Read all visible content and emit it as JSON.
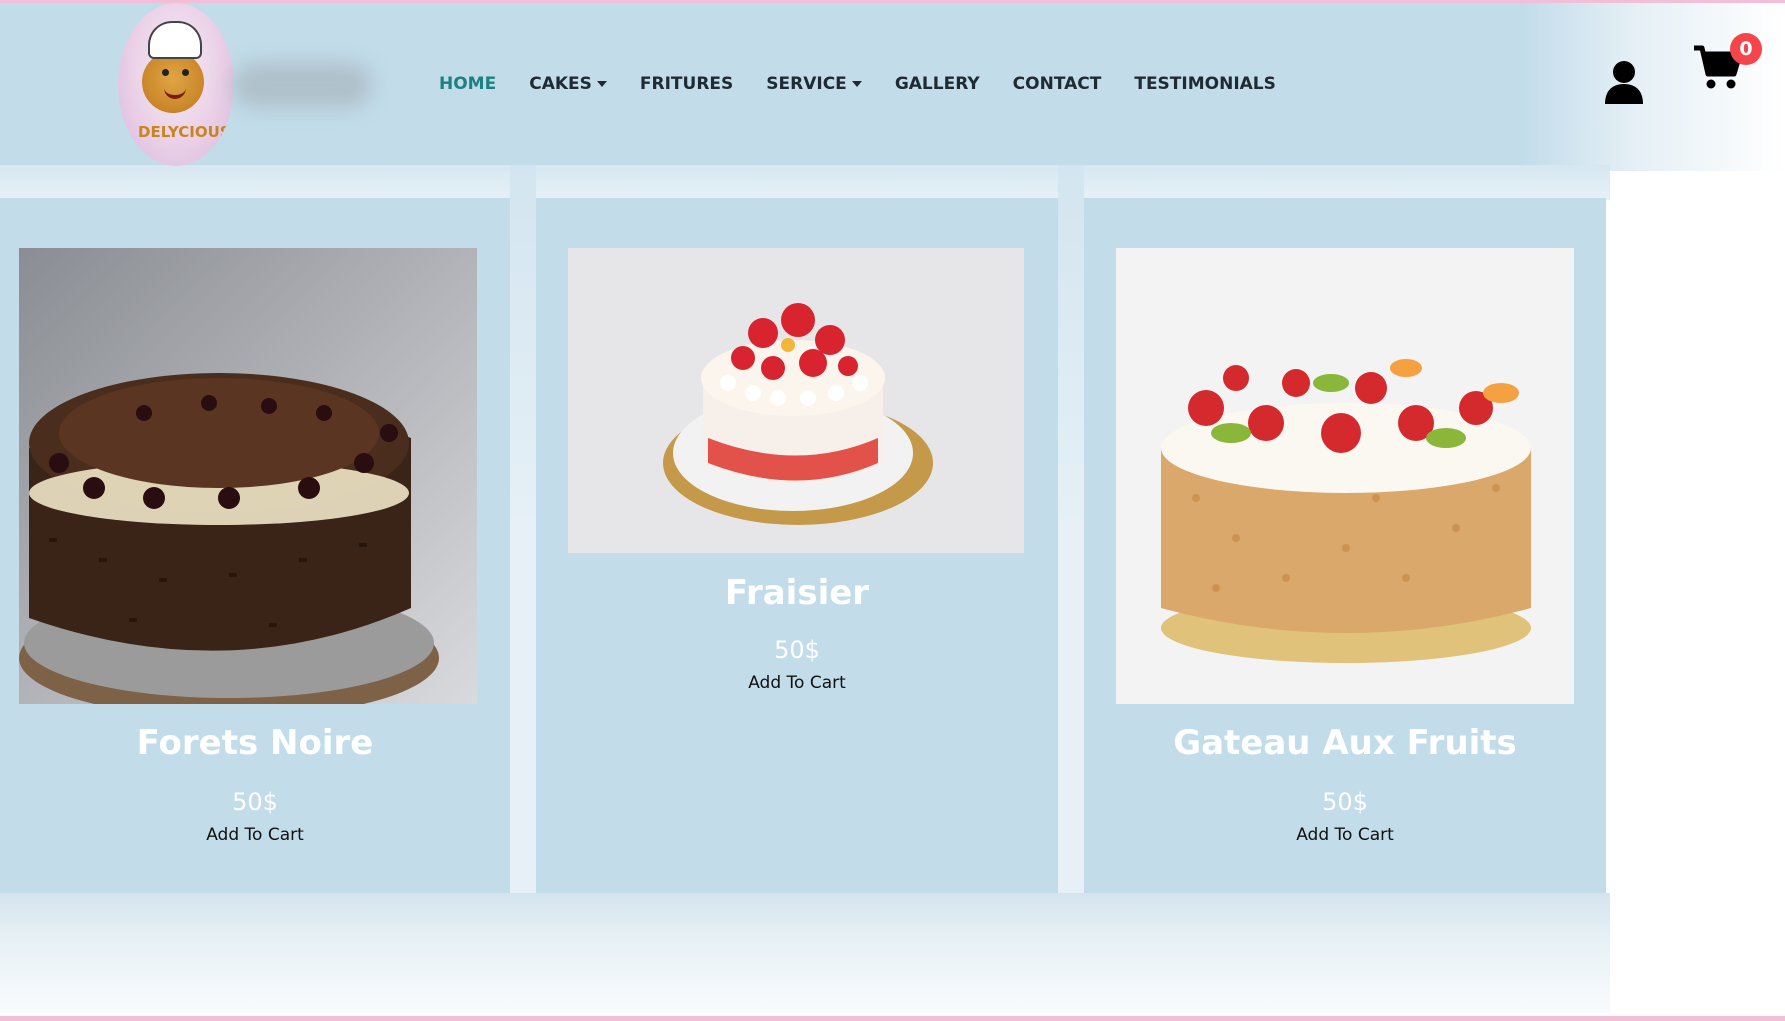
{
  "brand": {
    "logo_text": "DELYCIOUS"
  },
  "nav": {
    "items": [
      {
        "label": "HOME",
        "active": true,
        "dropdown": false
      },
      {
        "label": "CAKES",
        "active": false,
        "dropdown": true
      },
      {
        "label": "FRITURES",
        "active": false,
        "dropdown": false
      },
      {
        "label": "SERVICE",
        "active": false,
        "dropdown": true
      },
      {
        "label": "GALLERY",
        "active": false,
        "dropdown": false
      },
      {
        "label": "CONTACT",
        "active": false,
        "dropdown": false
      },
      {
        "label": "TESTIMONIALS",
        "active": false,
        "dropdown": false
      }
    ]
  },
  "header_icons": {
    "user_icon": "user-icon",
    "cart_icon": "cart-icon",
    "cart_count": "0"
  },
  "products": [
    {
      "name": "Forets Noire",
      "price": "50$",
      "add_label": "Add To Cart",
      "image": "black-forest-cake"
    },
    {
      "name": "Fraisier",
      "price": "50$",
      "add_label": "Add To Cart",
      "image": "strawberry-cake"
    },
    {
      "name": "Gateau Aux Fruits",
      "price": "50$",
      "add_label": "Add To Cart",
      "image": "fruit-cake"
    }
  ],
  "colors": {
    "header_bg": "#c2dcea",
    "active_nav": "#1d8082",
    "nav_text": "#1f2a33",
    "badge": "#f5454a",
    "accent_line": "#f1bfd8"
  }
}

**WORK TO COMPLETE**
Omit every picture, then reproduce the rest of the listing exactly.

**EXERCISE ANSWER**
Read all visible content and emit it as JSON.
{
  "brand": {
    "logo_text": "DELYCIOUS"
  },
  "nav": {
    "items": [
      {
        "label": "HOME",
        "active": true,
        "dropdown": false
      },
      {
        "label": "CAKES",
        "active": false,
        "dropdown": true
      },
      {
        "label": "FRITURES",
        "active": false,
        "dropdown": false
      },
      {
        "label": "SERVICE",
        "active": false,
        "dropdown": true
      },
      {
        "label": "GALLERY",
        "active": false,
        "dropdown": false
      },
      {
        "label": "CONTACT",
        "active": false,
        "dropdown": false
      },
      {
        "label": "TESTIMONIALS",
        "active": false,
        "dropdown": false
      }
    ]
  },
  "header_icons": {
    "user_icon": "user-icon",
    "cart_icon": "cart-icon",
    "cart_count": "0"
  },
  "products": [
    {
      "name": "Forets Noire",
      "price": "50$",
      "add_label": "Add To Cart",
      "image": "black-forest-cake"
    },
    {
      "name": "Fraisier",
      "price": "50$",
      "add_label": "Add To Cart",
      "image": "strawberry-cake"
    },
    {
      "name": "Gateau Aux Fruits",
      "price": "50$",
      "add_label": "Add To Cart",
      "image": "fruit-cake"
    }
  ],
  "colors": {
    "header_bg": "#c2dcea",
    "active_nav": "#1d8082",
    "nav_text": "#1f2a33",
    "badge": "#f5454a",
    "accent_line": "#f1bfd8"
  }
}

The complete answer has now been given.